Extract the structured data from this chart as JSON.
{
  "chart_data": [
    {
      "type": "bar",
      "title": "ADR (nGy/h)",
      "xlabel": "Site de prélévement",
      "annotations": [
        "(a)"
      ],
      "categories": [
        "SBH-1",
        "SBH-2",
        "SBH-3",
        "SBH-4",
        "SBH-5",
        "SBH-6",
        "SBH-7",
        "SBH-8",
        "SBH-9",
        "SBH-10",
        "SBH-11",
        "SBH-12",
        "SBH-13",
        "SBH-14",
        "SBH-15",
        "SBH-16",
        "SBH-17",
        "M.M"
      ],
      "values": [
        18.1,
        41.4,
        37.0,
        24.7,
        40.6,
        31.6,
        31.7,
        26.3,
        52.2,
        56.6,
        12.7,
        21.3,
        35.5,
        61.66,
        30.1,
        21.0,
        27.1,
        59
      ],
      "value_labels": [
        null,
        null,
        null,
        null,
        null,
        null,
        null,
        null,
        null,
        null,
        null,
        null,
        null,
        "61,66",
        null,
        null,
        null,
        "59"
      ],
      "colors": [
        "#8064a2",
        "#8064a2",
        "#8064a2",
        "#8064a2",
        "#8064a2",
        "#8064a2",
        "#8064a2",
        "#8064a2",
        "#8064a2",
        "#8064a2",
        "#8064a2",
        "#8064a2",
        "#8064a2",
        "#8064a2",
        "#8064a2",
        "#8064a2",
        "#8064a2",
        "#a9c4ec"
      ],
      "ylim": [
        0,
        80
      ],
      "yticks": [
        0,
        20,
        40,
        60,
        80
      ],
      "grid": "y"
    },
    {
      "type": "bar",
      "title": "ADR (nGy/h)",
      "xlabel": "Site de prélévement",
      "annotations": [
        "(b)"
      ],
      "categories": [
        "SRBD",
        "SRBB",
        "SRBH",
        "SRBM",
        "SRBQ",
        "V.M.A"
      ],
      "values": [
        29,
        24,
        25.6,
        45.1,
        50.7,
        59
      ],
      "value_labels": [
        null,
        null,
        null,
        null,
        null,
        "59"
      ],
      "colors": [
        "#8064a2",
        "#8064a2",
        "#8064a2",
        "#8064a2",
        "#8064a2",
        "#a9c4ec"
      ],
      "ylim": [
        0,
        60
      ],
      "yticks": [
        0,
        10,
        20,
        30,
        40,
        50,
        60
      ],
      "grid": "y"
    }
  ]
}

==================================================

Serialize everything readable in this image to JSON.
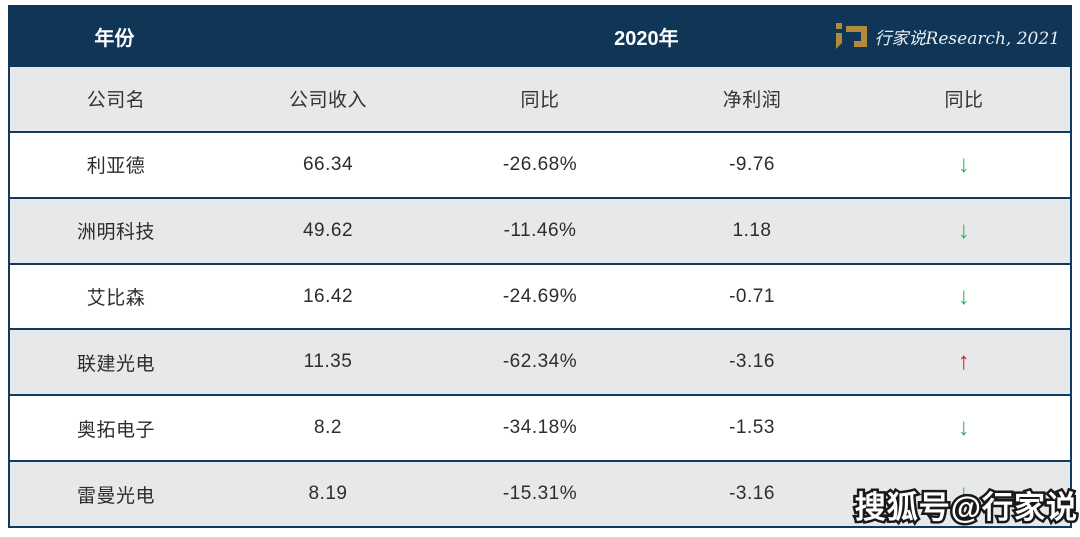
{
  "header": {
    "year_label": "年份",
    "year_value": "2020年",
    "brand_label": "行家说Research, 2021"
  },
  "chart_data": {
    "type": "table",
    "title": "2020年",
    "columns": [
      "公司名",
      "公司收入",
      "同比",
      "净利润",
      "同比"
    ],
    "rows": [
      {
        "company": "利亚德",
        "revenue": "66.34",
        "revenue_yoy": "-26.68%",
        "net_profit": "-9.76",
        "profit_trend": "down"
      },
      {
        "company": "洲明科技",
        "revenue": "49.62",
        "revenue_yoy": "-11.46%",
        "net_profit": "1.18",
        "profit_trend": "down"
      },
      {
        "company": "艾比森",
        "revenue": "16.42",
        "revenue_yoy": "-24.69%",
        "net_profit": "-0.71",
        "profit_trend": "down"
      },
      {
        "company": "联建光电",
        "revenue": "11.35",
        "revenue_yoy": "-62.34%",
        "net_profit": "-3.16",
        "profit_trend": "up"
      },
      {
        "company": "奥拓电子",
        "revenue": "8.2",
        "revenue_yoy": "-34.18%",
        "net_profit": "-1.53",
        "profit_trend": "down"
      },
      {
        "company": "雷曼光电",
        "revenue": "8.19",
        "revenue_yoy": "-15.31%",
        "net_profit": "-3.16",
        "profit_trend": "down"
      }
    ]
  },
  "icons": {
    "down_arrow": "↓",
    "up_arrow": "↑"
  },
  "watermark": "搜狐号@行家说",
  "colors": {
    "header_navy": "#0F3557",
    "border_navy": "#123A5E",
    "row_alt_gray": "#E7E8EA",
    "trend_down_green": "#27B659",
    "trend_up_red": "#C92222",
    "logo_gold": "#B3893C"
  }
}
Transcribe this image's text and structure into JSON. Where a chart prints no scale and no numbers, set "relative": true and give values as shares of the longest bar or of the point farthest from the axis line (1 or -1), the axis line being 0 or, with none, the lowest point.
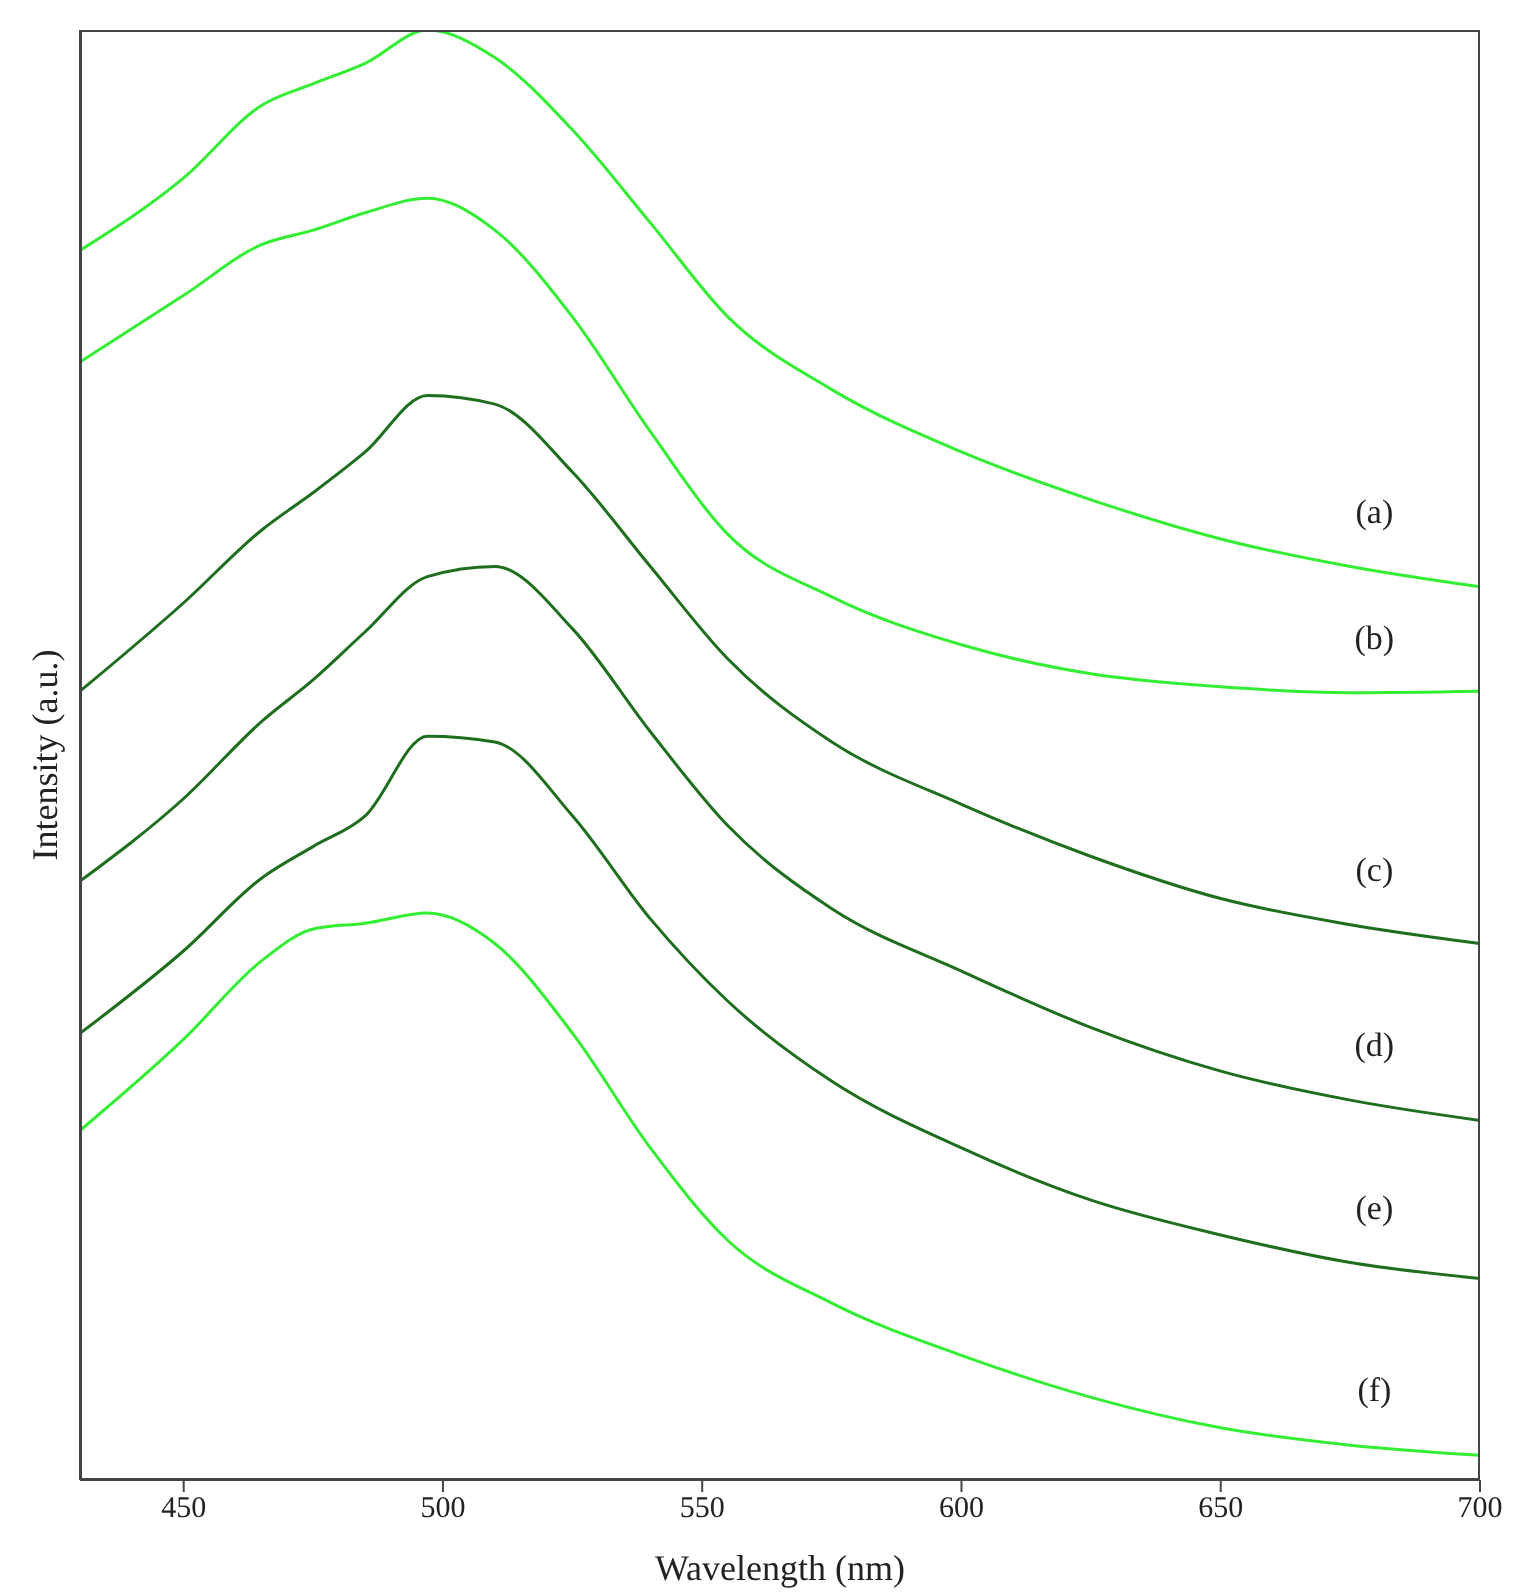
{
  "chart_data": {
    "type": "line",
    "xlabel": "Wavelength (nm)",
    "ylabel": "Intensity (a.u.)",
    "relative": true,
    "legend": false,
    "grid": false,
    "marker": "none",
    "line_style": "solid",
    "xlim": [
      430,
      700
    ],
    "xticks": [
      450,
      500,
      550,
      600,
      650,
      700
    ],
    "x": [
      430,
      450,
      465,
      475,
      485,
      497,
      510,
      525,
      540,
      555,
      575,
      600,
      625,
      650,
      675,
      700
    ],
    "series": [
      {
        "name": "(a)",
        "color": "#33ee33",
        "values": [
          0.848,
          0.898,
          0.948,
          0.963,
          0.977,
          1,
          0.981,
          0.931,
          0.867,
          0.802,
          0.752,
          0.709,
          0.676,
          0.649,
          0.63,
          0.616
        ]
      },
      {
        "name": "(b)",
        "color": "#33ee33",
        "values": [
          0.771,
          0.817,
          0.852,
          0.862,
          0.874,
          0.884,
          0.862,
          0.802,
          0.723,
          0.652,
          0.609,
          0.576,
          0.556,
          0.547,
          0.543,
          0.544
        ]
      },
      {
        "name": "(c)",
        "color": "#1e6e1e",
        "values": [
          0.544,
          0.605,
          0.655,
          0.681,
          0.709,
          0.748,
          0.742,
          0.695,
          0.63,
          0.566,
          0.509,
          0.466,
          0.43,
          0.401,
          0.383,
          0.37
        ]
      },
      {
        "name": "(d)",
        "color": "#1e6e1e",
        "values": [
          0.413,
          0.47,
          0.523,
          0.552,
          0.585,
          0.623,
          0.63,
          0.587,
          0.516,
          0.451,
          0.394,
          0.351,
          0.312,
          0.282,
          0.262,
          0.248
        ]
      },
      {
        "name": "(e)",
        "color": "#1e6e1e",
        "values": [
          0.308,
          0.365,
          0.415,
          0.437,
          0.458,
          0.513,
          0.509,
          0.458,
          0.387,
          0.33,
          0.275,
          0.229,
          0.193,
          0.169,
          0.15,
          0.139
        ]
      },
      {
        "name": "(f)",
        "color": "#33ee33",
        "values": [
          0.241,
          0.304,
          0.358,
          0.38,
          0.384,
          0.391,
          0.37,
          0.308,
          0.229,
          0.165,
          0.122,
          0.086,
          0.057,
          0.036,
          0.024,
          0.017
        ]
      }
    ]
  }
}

==================================================

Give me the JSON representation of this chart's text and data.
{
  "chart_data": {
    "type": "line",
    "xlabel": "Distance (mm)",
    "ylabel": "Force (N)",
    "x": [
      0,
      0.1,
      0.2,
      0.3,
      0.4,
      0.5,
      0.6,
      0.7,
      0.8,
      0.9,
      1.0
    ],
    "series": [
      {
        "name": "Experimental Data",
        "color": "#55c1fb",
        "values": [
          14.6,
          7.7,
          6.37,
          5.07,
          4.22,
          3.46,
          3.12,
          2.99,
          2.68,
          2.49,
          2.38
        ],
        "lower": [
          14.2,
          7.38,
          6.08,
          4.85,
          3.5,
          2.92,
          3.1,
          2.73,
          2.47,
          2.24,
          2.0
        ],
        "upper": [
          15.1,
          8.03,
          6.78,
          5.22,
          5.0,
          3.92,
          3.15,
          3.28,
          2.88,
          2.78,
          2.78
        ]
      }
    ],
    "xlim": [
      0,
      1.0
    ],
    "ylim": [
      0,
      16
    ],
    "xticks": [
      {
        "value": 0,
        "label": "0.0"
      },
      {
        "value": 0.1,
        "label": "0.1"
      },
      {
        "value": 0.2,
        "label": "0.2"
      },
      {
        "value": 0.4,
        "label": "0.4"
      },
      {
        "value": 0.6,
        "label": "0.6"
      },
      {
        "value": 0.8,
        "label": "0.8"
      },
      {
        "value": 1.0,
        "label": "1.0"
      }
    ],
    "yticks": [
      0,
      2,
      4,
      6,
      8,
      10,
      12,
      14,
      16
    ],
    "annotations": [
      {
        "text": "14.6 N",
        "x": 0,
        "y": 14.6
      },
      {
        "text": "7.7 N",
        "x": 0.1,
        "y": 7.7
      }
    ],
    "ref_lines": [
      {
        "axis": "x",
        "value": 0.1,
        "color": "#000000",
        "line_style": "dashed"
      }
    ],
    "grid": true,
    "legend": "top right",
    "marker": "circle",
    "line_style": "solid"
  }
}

==================================================

WRITTEN REQUEST – Using the records above, copy each line that contains "image".

EXERCISE ANSWER –
Serialize everything readable in this image to JSON.
Transcribe this image's text and structure into JSON. Where a chart prints no scale and no numbers, set "relative": true and give values as shares of the longest bar or of the point farthest from the axis line (1 or -1), the axis line being 0 or, with none, the lowest point.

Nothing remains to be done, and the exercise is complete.